(Dataset records)

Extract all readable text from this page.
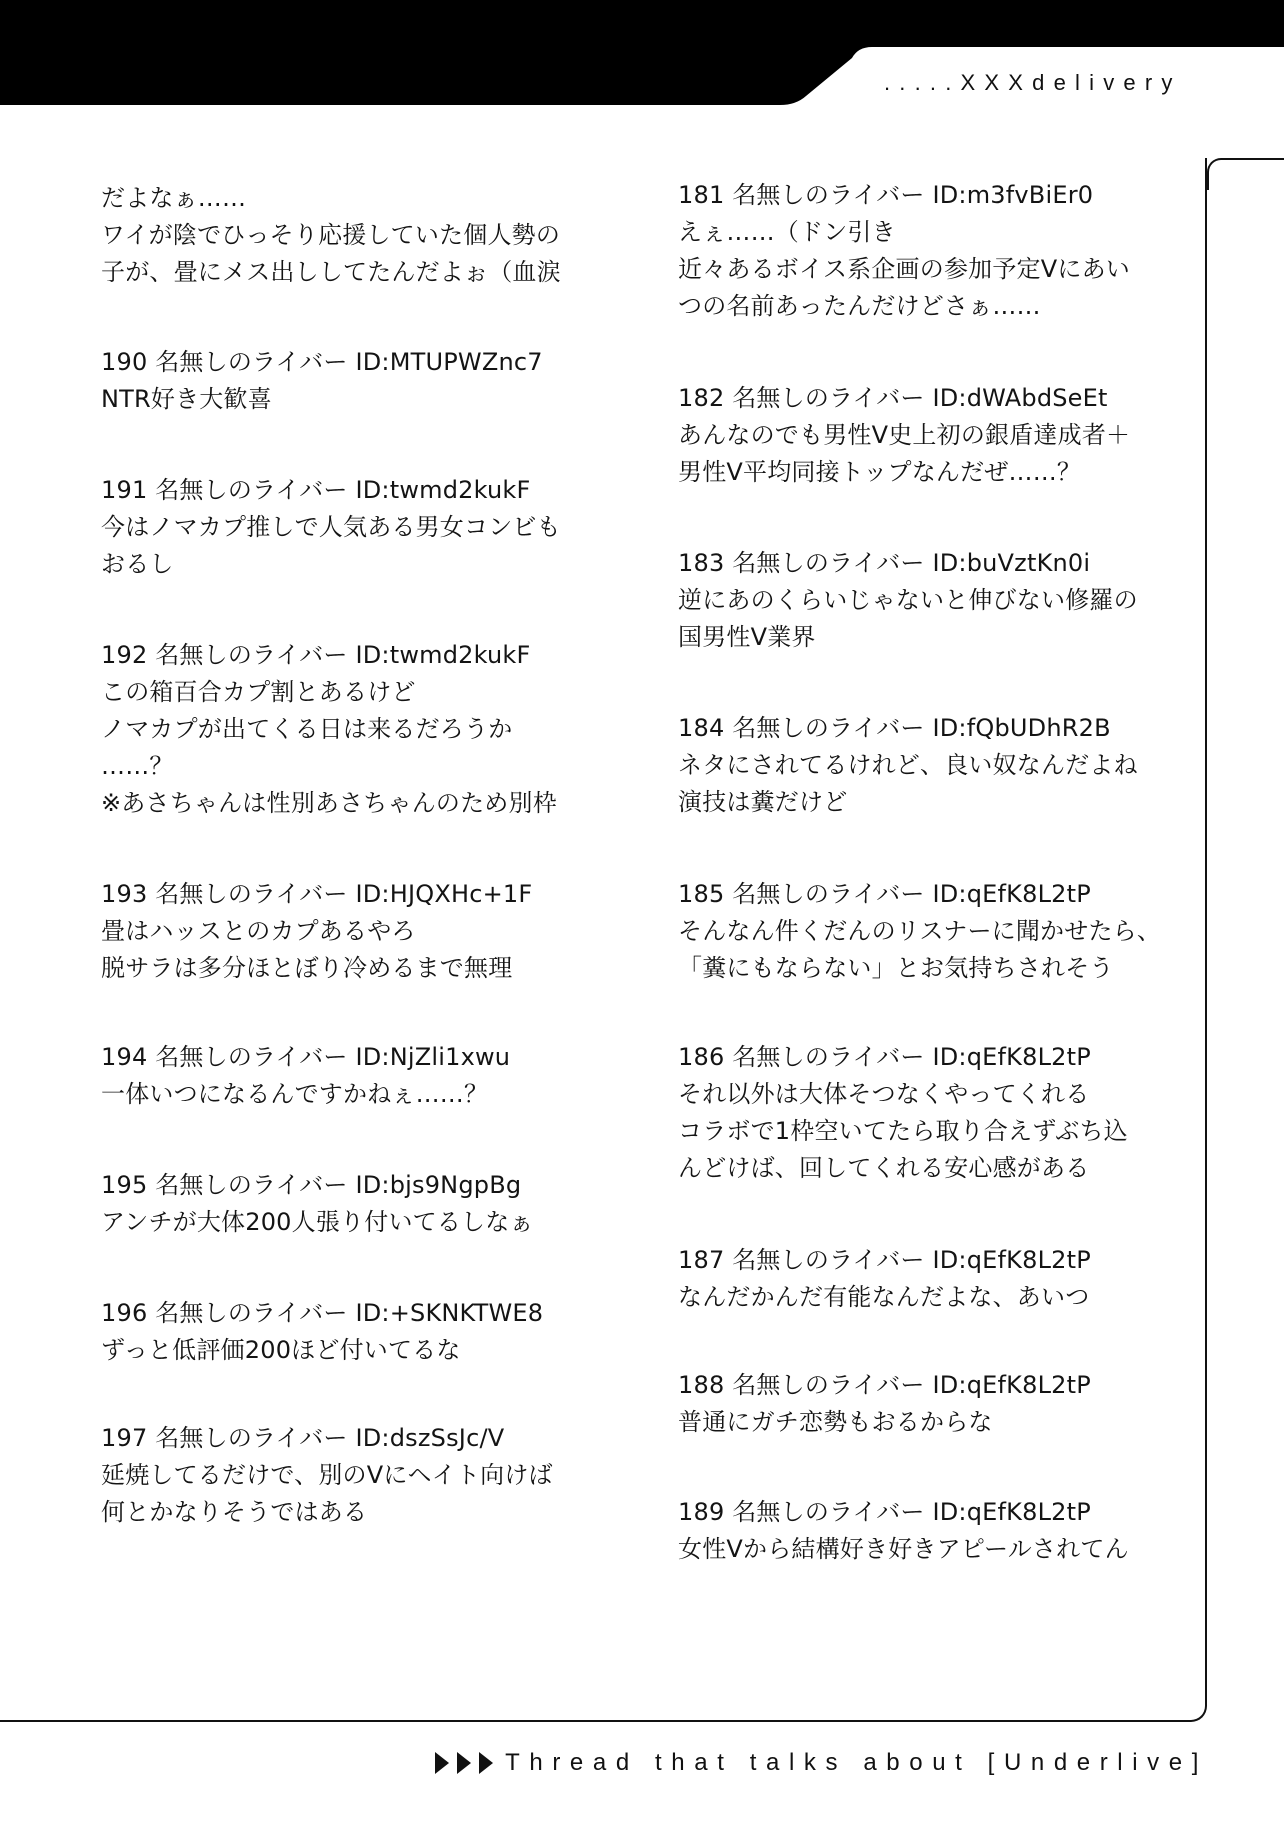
.....XXXdelivery
だよなぁ……
ワイが陰でひっそり応援していた個人勢の
子が、畳にメス出ししてたんだよぉ（血涙
190 名無しのライバー ID:MTUPWZnc7
NTR好き大歓喜
191 名無しのライバー ID:twmd2kukF
今はノマカプ推しで人気ある男女コンビも
おるし
192 名無しのライバー ID:twmd2kukF
この箱百合カプ割とあるけど
ノマカプが出てくる日は来るだろうか
……？
※あさちゃんは性別あさちゃんのため別枠
193 名無しのライバー ID:HJQXHc+1F
畳はハッスとのカプあるやろ
脱サラは多分ほとぼり冷めるまで無理
194 名無しのライバー ID:NjZli1xwu
一体いつになるんですかねぇ……？
195 名無しのライバー ID:bjs9NgpBg
アンチが大体200人張り付いてるしなぁ
196 名無しのライバー ID:+SKNKTWE8
ずっと低評価200ほど付いてるな
197 名無しのライバー ID:dszSsJc/V
延焼してるだけで、別のVにヘイト向けば
何とかなりそうではある
181 名無しのライバー ID:m3fvBiEr0
えぇ……（ドン引き
近々あるボイス系企画の参加予定Vにあい
つの名前あったんだけどさぁ……
182 名無しのライバー ID:dWAbdSeEt
あんなのでも男性V史上初の銀盾達成者＋
男性V平均同接トップなんだぜ……？
183 名無しのライバー ID:buVztKn0i
逆にあのくらいじゃないと伸びない修羅の
国男性V業界
184 名無しのライバー ID:fQbUDhR2B
ネタにされてるけれど、良い奴なんだよね
演技は糞だけど
185 名無しのライバー ID:qEfK8L2tP
そんなん件くだんのリスナーに聞かせたら、
「糞にもならない」とお気持ちされそう
186 名無しのライバー ID:qEfK8L2tP
それ以外は大体そつなくやってくれる
コラボで1枠空いてたら取り合えずぶち込
んどけば、回してくれる安心感がある
187 名無しのライバー ID:qEfK8L2tP
なんだかんだ有能なんだよな、あいつ
188 名無しのライバー ID:qEfK8L2tP
普通にガチ恋勢もおるからな
189 名無しのライバー ID:qEfK8L2tP
女性Vから結構好き好きアピールされてん
Thread that talks about [Underlive]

What to produce >>
Transcribe all the data word for word; the images stay out.

Response below >>
Extract all readable text from this page.
.....XXXdelivery
だよなぁ……
ワイが陰でひっそり応援していた個人勢の
子が、畳にメス出ししてたんだよぉ（血涙
190 名無しのライバー ID:MTUPWZnc7
NTR好き大歓喜
191 名無しのライバー ID:twmd2kukF
今はノマカプ推しで人気ある男女コンビも
おるし
192 名無しのライバー ID:twmd2kukF
この箱百合カプ割とあるけど
ノマカプが出てくる日は来るだろうか
……？
※あさちゃんは性別あさちゃんのため別枠
193 名無しのライバー ID:HJQXHc+1F
畳はハッスとのカプあるやろ
脱サラは多分ほとぼり冷めるまで無理
194 名無しのライバー ID:NjZli1xwu
一体いつになるんですかねぇ……？
195 名無しのライバー ID:bjs9NgpBg
アンチが大体200人張り付いてるしなぁ
196 名無しのライバー ID:+SKNKTWE8
ずっと低評価200ほど付いてるな
197 名無しのライバー ID:dszSsJc/V
延焼してるだけで、別のVにヘイト向けば
何とかなりそうではある
181 名無しのライバー ID:m3fvBiEr0
えぇ……（ドン引き
近々あるボイス系企画の参加予定Vにあい
つの名前あったんだけどさぁ……
182 名無しのライバー ID:dWAbdSeEt
あんなのでも男性V史上初の銀盾達成者＋
男性V平均同接トップなんだぜ……？
183 名無しのライバー ID:buVztKn0i
逆にあのくらいじゃないと伸びない修羅の
国男性V業界
184 名無しのライバー ID:fQbUDhR2B
ネタにされてるけれど、良い奴なんだよね
演技は糞だけど
185 名無しのライバー ID:qEfK8L2tP
そんなん件くだんのリスナーに聞かせたら、
「糞にもならない」とお気持ちされそう
186 名無しのライバー ID:qEfK8L2tP
それ以外は大体そつなくやってくれる
コラボで1枠空いてたら取り合えずぶち込
んどけば、回してくれる安心感がある
187 名無しのライバー ID:qEfK8L2tP
なんだかんだ有能なんだよな、あいつ
188 名無しのライバー ID:qEfK8L2tP
普通にガチ恋勢もおるからな
189 名無しのライバー ID:qEfK8L2tP
女性Vから結構好き好きアピールされてん
Thread that talks about [Underlive]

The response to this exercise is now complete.